» **EXERCISE**
Every record should be repeated exactly, except that pictures are left out.

[Start GIVEN RECORDS]

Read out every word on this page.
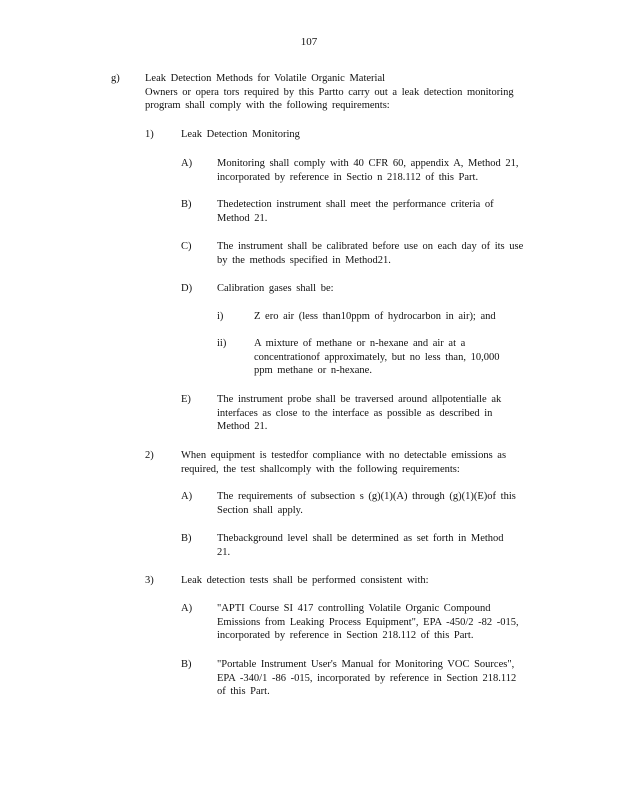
107
g) Leak Detection Methods for Volatile Organic Material
Owners or opera tors required by this Partto carry out a leak detection monitoring
program shall comply with the following requirements:
1)	Leak Detection Monitoring
A) Monitoring shall comply with 40 CFR 60, appendix A, Method 21,
incorporated by reference in Sectio n 218.112 of this Part.
B) Thedetection instrument shall meet the performance criteria of
Method 21.
C) The instrument shall be calibrated before use on each day of its use
by the methods specified in Method21.
D) Calibration gases shall be:
i)	Z ero air (less than10ppm of hydrocarbon in air); and
ii)	A mixture of methane or n-hexane and air at a
concentrationof approximately, but no less than, 10,000
ppm methane or n-hexane.
E) The instrument probe shall be traversed around allpotentialle ak
interfaces as close to the interface as possible as described in
Method 21.
2)	When equipment is testedfor compliance with no detectable emissions as
required, the test shallcomply with the following requirements:
A) The requirements of subsection s (g)(1)(A) through (g)(1)(E)of this
Section shall apply.
B) Thebackground level shall be determined as set forth in Method
21.
3)	Leak detection tests shall be performed consistent with:
A) "APTI Course SI 417 controlling Volatile Organic Compound
Emissions from Leaking Process Equipment", EPA -450/2 -82 -015,
incorporated by reference in Section 218.112 of this Part.
B) "Portable Instrument User's Manual for Monitoring VOC Sources",
EPA -340/1 -86 -015, incorporated by reference in Section 218.112
of this Part.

[End GIVEN RECORDS]

» **COMPLETE OUTPUT**
Read out every word on this page.
107
g) Leak Detection Methods for Volatile Organic Material
Owners or opera tors required by this Partto carry out a leak detection monitoring
program shall comply with the following requirements:
1)	Leak Detection Monitoring
A) Monitoring shall comply with 40 CFR 60, appendix A, Method 21,
incorporated by reference in Sectio n 218.112 of this Part.
B) Thedetection instrument shall meet the performance criteria of
Method 21.
C) The instrument shall be calibrated before use on each day of its use
by the methods specified in Method21.
D) Calibration gases shall be:
i)	Z ero air (less than10ppm of hydrocarbon in air); and
ii)	A mixture of methane or n-hexane and air at a
concentrationof approximately, but no less than, 10,000
ppm methane or n-hexane.
E) The instrument probe shall be traversed around allpotentialle ak
interfaces as close to the interface as possible as described in
Method 21.
2)	When equipment is testedfor compliance with no detectable emissions as
required, the test shallcomply with the following requirements:
A) The requirements of subsection s (g)(1)(A) through (g)(1)(E)of this
Section shall apply.
B) Thebackground level shall be determined as set forth in Method
21.
3)	Leak detection tests shall be performed consistent with:
A) "APTI Course SI 417 controlling Volatile Organic Compound
Emissions from Leaking Process Equipment", EPA -450/2 -82 -015,
incorporated by reference in Section 218.112 of this Part.
B) "Portable Instrument User's Manual for Monitoring VOC Sources",
EPA -340/1 -86 -015, incorporated by reference in Section 218.112
of this Part.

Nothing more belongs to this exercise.